RECORDS FOR PROCESSING:
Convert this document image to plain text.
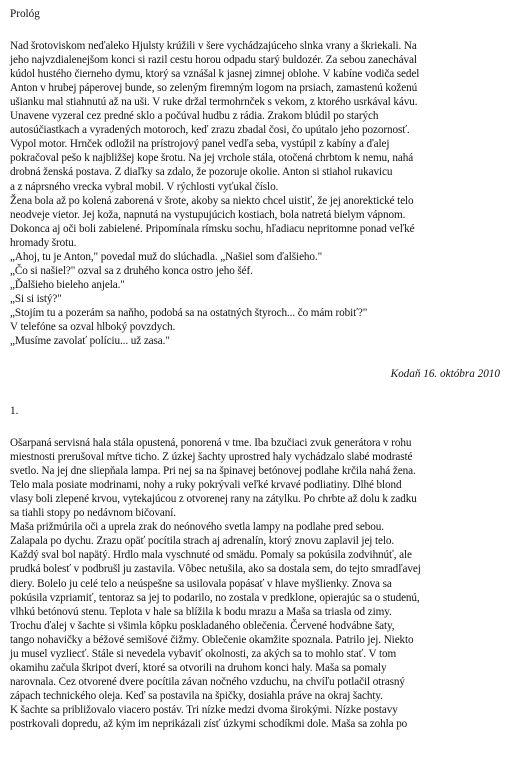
Prológ
Nad šrotoviskom neďaleko Hjulsty krúžili v šere vychádzajúceho slnka vrany a škriekali. Na
jeho najvzdialenejšom konci si razil cestu horou odpadu starý buldozér. Za sebou zanechával
kúdol hustého čierneho dymu, ktorý sa vznášal k jasnej zimnej oblohe. V kabíne vodiča sedel
Anton v hrubej páperovej bunde, so zeleným firemným logom na prsiach, zamastenú koženú
ušianku mal stiahnutú až na uši. V ruke držal termohrnček s vekom, z ktorého usrkával kávu.
Unavene vyzeral cez predné sklo a počúval hudbu z rádia. Zrakom blúdil po starých
autosúčiastkach a vyradených motoroch, keď zrazu zbadal čosi, čo upútalo jeho pozornosť.
Vypol motor. Hrnček odložil na prístrojový panel vedľa seba, vystúpil z kabíny a ďalej
pokračoval pešo k najbližšej kope šrotu. Na jej vrchole stála, otočená chrbtom k nemu, nahá
drobná ženská postava. Z diaľky sa zdalo, že pozoruje okolie. Anton si stiahol rukavicu
a z náprsného vrecka vybral mobil. V rýchlosti vyťukal číslo.
Žena bola až po kolená zaborená v šrote, akoby sa niekto chcel uistiť, že jej anorektické telo
neodveje vietor. Jej koža, napnutá na vystupujúcich kostiach, bola natretá bielym vápnom.
Dokonca aj oči boli zabielené. Pripomínala rímsku sochu, hľadiacu nepritomne ponad veľké
hromady šrotu.
„Ahoj, tu je Anton," povedal muž do slúchadla. „Našiel som ďalšieho."
„Čo si našiel?" ozval sa z druhého konca ostro jeho šéf.
„Ďalšieho bieleho anjela."
„Si si istý?"
„Stojím tu a pozerám sa naňho, podobá sa na ostatných štyroch... čo mám robiť?"
V telefóne sa ozval hlboký povzdych.
„Musíme zavolať políciu... už zasa."
Kodaň 16. októbra 2010
1.
Ošarpaná servisná hala stála opustená, ponorená v tme. Iba bzučiaci zvuk generátora v rohu
miestnosti prerušoval mŕtve ticho. Z úzkej šachty uprostred haly vychádzalo slabé modrasté
svetlo. Na jej dne sliepňala lampa. Pri nej sa na špinavej betónovej podlahe krčila nahá žena.
Telo mala posiate modrinami, nohy a ruky pokrývali veľké krvavé podliatiny. Dlhé blond
vlasy boli zlepené krvou, vytekajúcou z otvorenej rany na zátylku. Po chrbte až dolu k zadku
sa tiahli stopy po nedávnom bičovaní.
Maša prižmúrila oči a uprela zrak do neónového svetla lampy na podlahe pred sebou.
Zalapala po dychu. Zrazu opäť pocítila strach aj adrenalín, ktorý znovu zaplavil jej telo.
Každý sval bol napätý. Hrdlo mala vyschnuté od smädu. Pomaly sa pokúsila zodvihnúť, ale
prudká bolesť v podbrušl ju zastavila. Vôbec netušila, ako sa dostala sem, do tejto smradľavej
diery. Bolelo ju celé telo a neúspešne sa usilovala popásať v hlave myšlienky. Znova sa
pokúsila vzpriamiť, tentoraz sa jej to podarilo, no zostala v predklone, opierajúc sa o studenú,
vlhkú betónovú stenu. Teplota v hale sa blížila k bodu mrazu a Maša sa triasla od zimy.
Trochu ďalej v šachte si všimla kôpku poskladaného oblečenia. Červené hodvábne šaty,
tango nohavičky a béžové semišové čižmy. Oblečenie okamžite spoznala. Patrilo jej. Niekto
ju musel vyzliecť. Stále si nevedela vybaviť okolnosti, za akých sa to mohlo stať. V tom
okamihu začula škripot dverí, ktoré sa otvorili na druhom konci haly. Maša sa pomaly
narovnala. Cez otvorené dvere pocítila závan nočného vzduchu, na chvíľu potlačil otrasný
zápach technického oleja. Keď sa postavila na špičky, dosiahla práve na okraj šachty.
K šachte sa približovalo viacero postáv. Tri nízke medzi dvoma širokými. Nízke postavy
postrkovali dopredu, až kým im neprikázali zísť úzkymi schodíkmi dole. Maša sa zohla po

WHAT IS REQUIRED:
Gather, from the listing above, every line carrying the word "ktorý".

SOLUTION TO THIS EXERCISE:
kúdol hustého čierneho dymu, ktorý sa vznášal k jasnej zimnej oblohe. V kabíne vodiča sedel
Zalapala po dychu. Zrazu opäť pocítila strach aj adrenalín, ktorý znovu zaplavil jej telo.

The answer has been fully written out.